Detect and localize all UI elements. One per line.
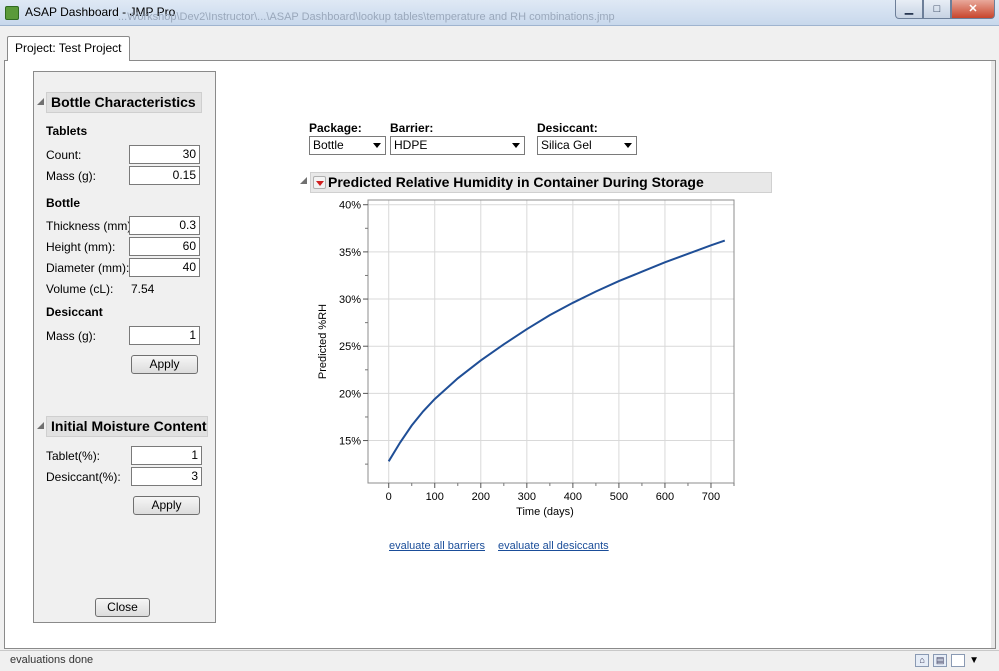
thickness-input[interactable]: 0.3: [129, 216, 200, 235]
package-select-value: Bottle: [313, 138, 344, 152]
evaluate-all-barriers-link[interactable]: evaluate all barriers: [389, 540, 485, 552]
close-button[interactable]: Close: [95, 598, 150, 617]
count-label: Count:: [46, 148, 82, 162]
desiccant-select[interactable]: Silica Gel: [537, 136, 637, 155]
package-select[interactable]: Bottle: [309, 136, 386, 155]
diameter-input[interactable]: 40: [129, 258, 200, 277]
package-label: Package:: [309, 121, 362, 135]
tablet-mass-label: Mass (g):: [46, 169, 97, 183]
x-tick-label: 200: [472, 491, 490, 503]
bottle-label: Bottle: [46, 196, 80, 210]
thickness-label: Thickness (mm):: [46, 219, 135, 233]
x-tick-label: 0: [386, 491, 392, 503]
status-text: evaluations done: [10, 654, 94, 666]
tablets-label: Tablets: [46, 124, 88, 138]
height-label: Height (mm):: [46, 240, 116, 254]
x-tick-label: 400: [564, 491, 582, 503]
y-tick-label: 35%: [339, 247, 361, 259]
barrier-select-value: HDPE: [394, 138, 428, 152]
desiccant-moisture-input[interactable]: 3: [131, 467, 202, 486]
red-triangle-menu-icon[interactable]: [313, 176, 326, 189]
desiccant-selector-label: Desiccant:: [537, 121, 598, 135]
disclosure-icon[interactable]: [300, 177, 307, 184]
close-window-button[interactable]: ✕: [951, 0, 995, 19]
barrier-select[interactable]: HDPE: [390, 136, 525, 155]
y-axis-label: Predicted %RH: [317, 304, 329, 379]
x-tick-label: 700: [702, 491, 720, 503]
tablet-moisture-input[interactable]: 1: [131, 446, 202, 465]
y-tick-label: 30%: [339, 294, 361, 306]
x-tick-label: 100: [426, 491, 444, 503]
y-tick-label: 20%: [339, 388, 361, 400]
barrier-label: Barrier:: [390, 121, 434, 135]
y-tick-label: 25%: [339, 341, 361, 353]
x-axis-label: Time (days): [516, 506, 574, 518]
dropdown-arrow-icon: [373, 143, 381, 148]
graph-title: Predicted Relative Humidity in Container…: [328, 174, 704, 190]
bottle-characteristics-heading[interactable]: Bottle Characteristics: [46, 92, 202, 113]
dropdown-arrow-icon: [624, 143, 632, 148]
tablet-mass-input[interactable]: 0.15: [129, 166, 200, 185]
title-bar: ASAP Dashboard - JMP Pro ...Workshop\Dev…: [0, 0, 999, 26]
x-tick-label: 300: [518, 491, 536, 503]
apply-moisture-button[interactable]: Apply: [133, 496, 200, 515]
window-content: Project: Test Project Bottle Characteris…: [0, 27, 999, 650]
window-path-ghost: ...Workshop\Dev2\Instructor\...\ASAP Das…: [118, 11, 615, 23]
diameter-label: Diameter (mm):: [46, 261, 130, 275]
tab-project[interactable]: Project: Test Project: [7, 36, 130, 61]
desiccant-mass-input[interactable]: 1: [129, 326, 200, 345]
disclosure-icon[interactable]: [37, 98, 44, 105]
desiccant-moisture-label: Desiccant(%):: [46, 470, 121, 484]
x-tick-label: 500: [610, 491, 628, 503]
volume-label: Volume (cL):: [46, 282, 114, 296]
disclosure-icon[interactable]: [37, 422, 44, 429]
jmp-app-icon: [5, 6, 19, 20]
volume-value: 7.54: [131, 282, 155, 296]
y-tick-label: 15%: [339, 436, 361, 448]
x-tick-label: 600: [656, 491, 674, 503]
maximize-button[interactable]: □: [923, 0, 951, 19]
desiccant-mass-label: Mass (g):: [46, 329, 97, 343]
settings-panel: Bottle Characteristics Tablets Count: 30…: [33, 71, 216, 623]
window-list-icon[interactable]: ▤: [933, 654, 948, 667]
tablet-moisture-label: Tablet(%):: [46, 449, 101, 463]
minimize-button[interactable]: ▁: [895, 0, 923, 19]
dropdown-arrow-icon: [512, 143, 520, 148]
desiccant-select-value: Silica Gel: [541, 138, 592, 152]
y-tick-label: 40%: [339, 200, 361, 212]
height-input[interactable]: 60: [129, 237, 200, 256]
desiccant-label: Desiccant: [46, 305, 103, 319]
status-bar: evaluations done ⌂ ▤ ▼: [0, 650, 999, 671]
graph-heading: Predicted Relative Humidity in Container…: [310, 172, 772, 193]
apply-bottle-button[interactable]: Apply: [131, 355, 198, 374]
initial-moisture-heading[interactable]: Initial Moisture Content: [46, 416, 208, 437]
scrollbar[interactable]: [991, 61, 995, 648]
home-icon[interactable]: ⌂: [915, 654, 930, 667]
checkbox-icon[interactable]: [951, 654, 966, 667]
rh-chart: 15% 20% 25% 30% 35% 40% 0 100 200 300 400 500 600 700…: [317, 199, 735, 518]
count-input[interactable]: 30: [129, 145, 200, 164]
evaluate-all-desiccants-link[interactable]: evaluate all desiccants: [498, 540, 609, 552]
chevron-down-icon[interactable]: ▼: [969, 655, 979, 666]
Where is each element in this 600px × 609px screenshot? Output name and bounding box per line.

*****

WRITTEN PROBLEM — Format every line of the listing above as a Markdown table with the columns Row and Line, numbering the rows in order and skipping blank lines. Leave out the pictures.

EXERCISE RESULT —
| Row | Line |
|---|---|
| 1 | Detect and localize all UI elements. One per line. |
| 2 | thickness-input[interactable]: 0.3: [129, 216, 200, 235] |
| 3 | package-select-value: Bottle: [313, 138, 344, 152] |
| 4 | evaluate-all-barriers-link[interactable]: evaluate all barriers: [389, 540, 485, 552] |
| 5 | close-button[interactable]: Close: [95, 598, 150, 617] |
| 6 | count-label: Count:: [46, 148, 82, 162] |
| 7 | desiccant-select[interactable]: Silica Gel: [537, 136, 637, 155] |
| 8 | package-select[interactable]: Bottle: [309, 136, 386, 155] |
| 9 | diameter-input[interactable]: 40: [129, 258, 200, 277] |
| 10 | package-label: Package:: [309, 121, 362, 135] |
| 11 | tablet-mass-label: Mass (g):: [46, 169, 97, 183] |
| 12 | x-tick-label: 200: [472, 491, 490, 503] |
| 13 | bottle-label: Bottle: [46, 196, 80, 210] |
| 14 | thickness-label: Thickness (mm):: [46, 219, 135, 233] |
| 15 | x-tick-label: 0: [386, 491, 392, 503] |
| 16 | status-text: evaluations done: [10, 654, 94, 666] |
| 17 | tablets-label: Tablets: [46, 124, 88, 138] |
| 18 | height-label: Height (mm):: [46, 240, 116, 254] |
| 19 | x-tick-label: 400: [564, 491, 582, 503] |
| 20 | y-tick-label: 35%: [339, 247, 361, 259] |
| 21 | barrier-select-value: HDPE: [394, 138, 428, 152] |
| 22 | desiccant-moisture-input[interactable]: 3: [131, 467, 202, 486] |
| 23 | red-triangle-menu-icon[interactable]: [313, 176, 326, 189] |
| 24 | desiccant-selector-label: Desiccant:: [537, 121, 598, 135] |
| 25 | disclosure-icon[interactable]: [300, 177, 307, 184] |
| 26 | close-window-button[interactable]: ✕: [951, 0, 995, 19] |
| 27 | barrier-select[interactable]: HDPE: [390, 136, 525, 155] |
| 28 | y-axis-label: Predicted %RH: [317, 304, 329, 379] |
| 29 | x-tick-label: 700: [702, 491, 720, 503] |
| 30 | tablet-moisture-input[interactable]: 1: [131, 446, 202, 465] |
| 31 | y-tick-label: 30%: [339, 294, 361, 306] |
| 32 | x-tick-label: 100: [426, 491, 444, 503] |
| 33 | y-tick-label: 20%: [339, 388, 361, 400] |
| 34 | barrier-label: Barrier:: [390, 121, 434, 135] |
| 35 | y-tick-label: 25%: [339, 341, 361, 353] |
| 36 | x-axis-label: Time (days): [516, 506, 574, 518] |
| 37 | dropdown-arrow-icon: [373, 143, 381, 148] |
| 38 | graph-title: Predicted Relative Humidity in Container…: [328, 174, 704, 190] |
| 39 | bottle-characteristics-heading[interactable]: Bottle Characteristics: [46, 92, 202, 113] |
| 40 | dropdown-arrow-icon: [624, 143, 632, 148] |
| 41 | tablet-mass-input[interactable]: 0.15: [129, 166, 200, 185] |
| 42 | title-bar: ASAP Dashboard - JMP Pro ...Workshop\Dev…: [0, 0, 999, 26] |
| 43 | x-tick-label: 300: [518, 491, 536, 503] |
| 44 | apply-moisture-button[interactable]: Apply: [133, 496, 200, 515] |
| 45 | window-content: Project: Test Project Bottle Characteris…: [0, 27, 999, 650] |
| 46 | window-path-ghost: ...Workshop\Dev2\Instructor\...\ASAP Das…: [118, 11, 615, 23] |
| 47 | diameter-label: Diameter (mm):: [46, 261, 130, 275] |
| 48 | tab-project[interactable]: Project: Test Project: [7, 36, 130, 61] |
| 49 | desiccant-mass-input[interactable]: 1: [129, 326, 200, 345] |
| 50 | disclosure-icon[interactable]: [37, 98, 44, 105] |
| 51 | desiccant-moisture-label: Desiccant(%):: [46, 470, 121, 484] |
| 52 | x-tick-label: 500: [610, 491, 628, 503] |
| 53 | volume-label: Volume (cL):: [46, 282, 114, 296] |
| 54 | disclosure-icon[interactable]: [37, 422, 44, 429] |
| 55 | jmp-app-icon: [5, 6, 19, 20] |
| 56 | volume-value: 7.54: [131, 282, 155, 296] |
| 57 | y-tick-label: 15%: [339, 436, 361, 448] |
| 58 | x-tick-label: 600: [656, 491, 674, 503] |
| 59 | maximize-button[interactable]: □: [923, 0, 951, 19] |
| 60 | desiccant-mass-label: Mass (g):: [46, 329, 97, 343] |
| 61 | settings-panel: Bottle Characteristics Tablets Count: 30…: [33, 71, 216, 623] |
| 62 | window-list-icon[interactable]: ▤: [933, 654, 948, 667] |
| 63 | tablet-moisture-label: Tablet(%):: [46, 449, 101, 463] |
| 64 | minimize-button[interactable]: ▁: [895, 0, 923, 19] |
| 65 | dropdown-arrow-icon: [512, 143, 520, 148] |
| 66 | desiccant-select-value: Silica Gel: [541, 138, 592, 152] |
| 67 | y-tick-label: 40%: [339, 200, 361, 212] |
| 68 | height-input[interactable]: 60: [129, 237, 200, 256] |
| 69 | desiccant-label: Desiccant: [46, 305, 103, 319] |
| 70 | status-bar: evaluations done ⌂ ▤ ▼: [0, 650, 999, 671] |
| 71 | graph-heading: Predicted Relative Humidity in Container…: [310, 172, 772, 193] |
| 72 | apply-bottle-button[interactable]: Apply: [131, 355, 198, 374] |
| 73 | initial-moisture-heading[interactable]: Initial Moisture Content: [46, 416, 208, 437] |
| 74 | scrollbar[interactable]: [991, 61, 995, 648] |
| 75 | home-icon[interactable]: ⌂: [915, 654, 930, 667] |
| 76 | checkbox-icon[interactable]: [951, 654, 966, 667] |
| 77 | rh-chart: 15% 20% 25% 30% 35% 40% 0 100 200 300 400 500 600 700…: [317, 199, 735, 518] |
| 78 | count-input[interactable]: 30: [129, 145, 200, 164] |
| 79 | evaluate-all-desiccants-link[interactable]: evaluate all desiccants: [498, 540, 609, 552] |
| 80 | chevron-down-icon[interactable]: ▼: [969, 655, 979, 666] |
| 81 | Where is each element in this 600px × 609px screenshot? Output name and bounding box per line. |